[WHAT IS EXPECTED] Search the material below for the word "JSON". Copy every line that has it.

[SUPPLIED INFORMATION]
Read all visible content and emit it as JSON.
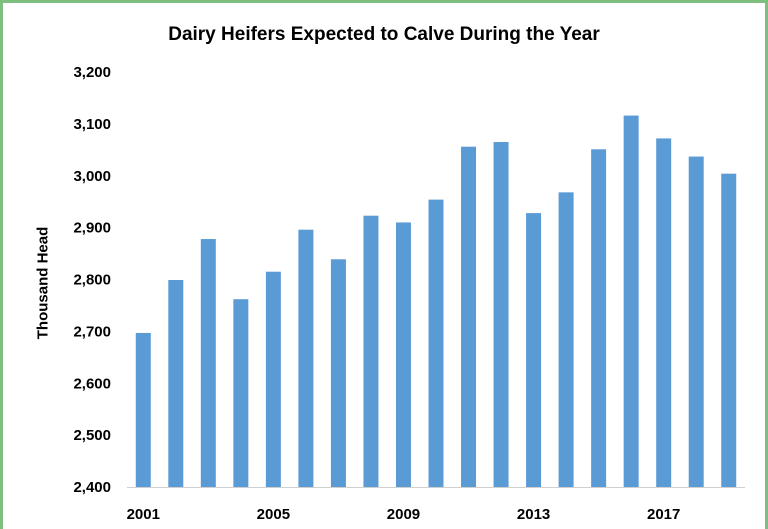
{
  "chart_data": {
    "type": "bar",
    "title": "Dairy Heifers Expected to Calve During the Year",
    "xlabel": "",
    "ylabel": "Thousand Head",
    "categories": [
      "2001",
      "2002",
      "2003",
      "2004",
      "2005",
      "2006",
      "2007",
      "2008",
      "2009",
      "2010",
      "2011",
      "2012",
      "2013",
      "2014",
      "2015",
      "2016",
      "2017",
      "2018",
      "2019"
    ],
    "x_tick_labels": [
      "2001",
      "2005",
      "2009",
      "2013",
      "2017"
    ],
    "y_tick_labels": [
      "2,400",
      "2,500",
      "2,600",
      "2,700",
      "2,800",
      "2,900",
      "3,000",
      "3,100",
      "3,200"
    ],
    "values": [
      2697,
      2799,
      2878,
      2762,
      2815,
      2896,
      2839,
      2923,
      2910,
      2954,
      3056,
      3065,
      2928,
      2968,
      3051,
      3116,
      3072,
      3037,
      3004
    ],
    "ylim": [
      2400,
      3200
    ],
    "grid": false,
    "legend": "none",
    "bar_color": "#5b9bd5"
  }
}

---

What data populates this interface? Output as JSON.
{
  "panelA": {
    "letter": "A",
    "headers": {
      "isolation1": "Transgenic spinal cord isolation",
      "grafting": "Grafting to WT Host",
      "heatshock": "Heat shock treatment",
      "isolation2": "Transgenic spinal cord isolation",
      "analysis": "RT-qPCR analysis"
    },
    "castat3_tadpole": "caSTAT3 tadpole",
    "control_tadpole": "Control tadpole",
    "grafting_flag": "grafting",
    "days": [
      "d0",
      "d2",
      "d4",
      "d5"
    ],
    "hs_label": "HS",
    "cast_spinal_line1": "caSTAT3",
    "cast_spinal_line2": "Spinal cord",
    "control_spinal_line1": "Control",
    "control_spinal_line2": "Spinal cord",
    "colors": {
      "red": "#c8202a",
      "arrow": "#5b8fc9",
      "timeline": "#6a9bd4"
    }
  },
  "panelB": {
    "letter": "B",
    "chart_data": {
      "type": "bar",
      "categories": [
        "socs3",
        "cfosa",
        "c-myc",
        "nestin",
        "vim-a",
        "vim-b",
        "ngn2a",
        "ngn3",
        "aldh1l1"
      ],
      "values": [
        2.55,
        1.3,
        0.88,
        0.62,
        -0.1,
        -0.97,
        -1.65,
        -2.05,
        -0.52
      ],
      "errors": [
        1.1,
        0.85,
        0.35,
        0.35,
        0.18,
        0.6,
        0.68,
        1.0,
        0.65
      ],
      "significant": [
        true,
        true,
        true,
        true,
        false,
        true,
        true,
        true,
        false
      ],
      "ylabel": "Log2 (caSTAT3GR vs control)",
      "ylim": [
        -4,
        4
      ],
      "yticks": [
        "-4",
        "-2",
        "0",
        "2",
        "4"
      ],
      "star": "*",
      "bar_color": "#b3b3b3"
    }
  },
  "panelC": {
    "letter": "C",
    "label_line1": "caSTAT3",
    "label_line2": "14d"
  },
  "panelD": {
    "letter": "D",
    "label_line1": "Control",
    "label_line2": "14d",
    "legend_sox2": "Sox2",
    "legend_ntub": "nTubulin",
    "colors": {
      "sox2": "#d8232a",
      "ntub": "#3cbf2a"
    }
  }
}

[FINISHED EXERCISE]
Read all visible content and emit it as JSON.
What data populates this interface? Output as JSON.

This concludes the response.